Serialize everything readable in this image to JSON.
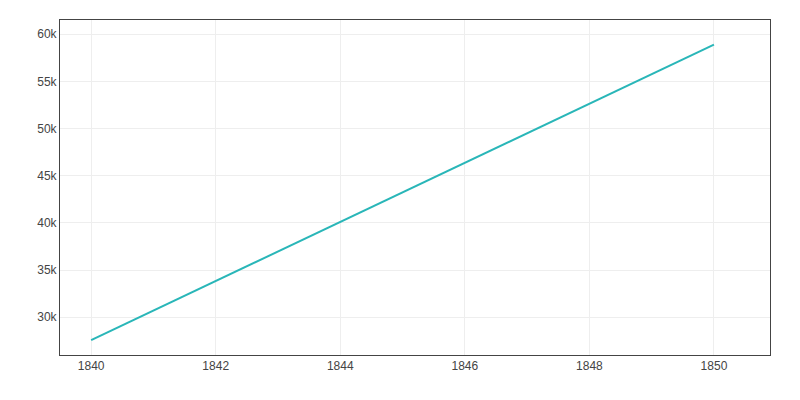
{
  "chart_data": {
    "type": "line",
    "x": [
      1840,
      1850
    ],
    "values": [
      27570,
      58894
    ],
    "color": "#29b6b8",
    "xlim": [
      1839.5,
      1850.9
    ],
    "ylim": [
      26000,
      61500
    ],
    "xticks": [
      1840,
      1842,
      1844,
      1846,
      1848,
      1850
    ],
    "yticks": [
      {
        "value": 30000,
        "label": "30k"
      },
      {
        "value": 35000,
        "label": "35k"
      },
      {
        "value": 40000,
        "label": "40k"
      },
      {
        "value": 45000,
        "label": "45k"
      },
      {
        "value": 50000,
        "label": "50k"
      },
      {
        "value": 55000,
        "label": "55k"
      },
      {
        "value": 60000,
        "label": "60k"
      }
    ],
    "grid": true
  }
}
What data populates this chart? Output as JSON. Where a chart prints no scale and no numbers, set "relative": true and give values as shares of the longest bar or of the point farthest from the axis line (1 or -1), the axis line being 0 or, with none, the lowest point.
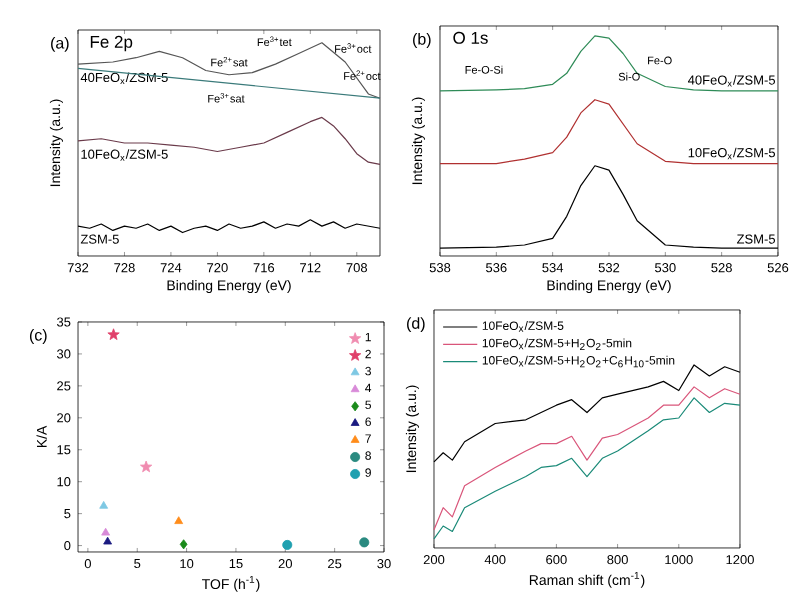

- Exercise brief: Strip out the images, then output the records above word for word.

- Result of this exercise:
Serialize everything readable in this image to JSON.
{
  "chart_data": {
    "type": "line",
    "x": [
      1840,
      1850
    ],
    "values": [
      27570,
      58894
    ],
    "color": "#29b6b8",
    "xlim": [
      1839.5,
      1850.9
    ],
    "ylim": [
      26000,
      61500
    ],
    "xticks": [
      1840,
      1842,
      1844,
      1846,
      1848,
      1850
    ],
    "yticks": [
      {
        "value": 30000,
        "label": "30k"
      },
      {
        "value": 35000,
        "label": "35k"
      },
      {
        "value": 40000,
        "label": "40k"
      },
      {
        "value": 45000,
        "label": "45k"
      },
      {
        "value": 50000,
        "label": "50k"
      },
      {
        "value": 55000,
        "label": "55k"
      },
      {
        "value": 60000,
        "label": "60k"
      }
    ],
    "grid": true
  }
}
What data populates this chart? Output as JSON. Where a chart prints no scale and no numbers, set "relative": true and give values as shares of the longest bar or of the point farthest from the axis line (1 or -1), the axis line being 0 or, with none, the lowest point.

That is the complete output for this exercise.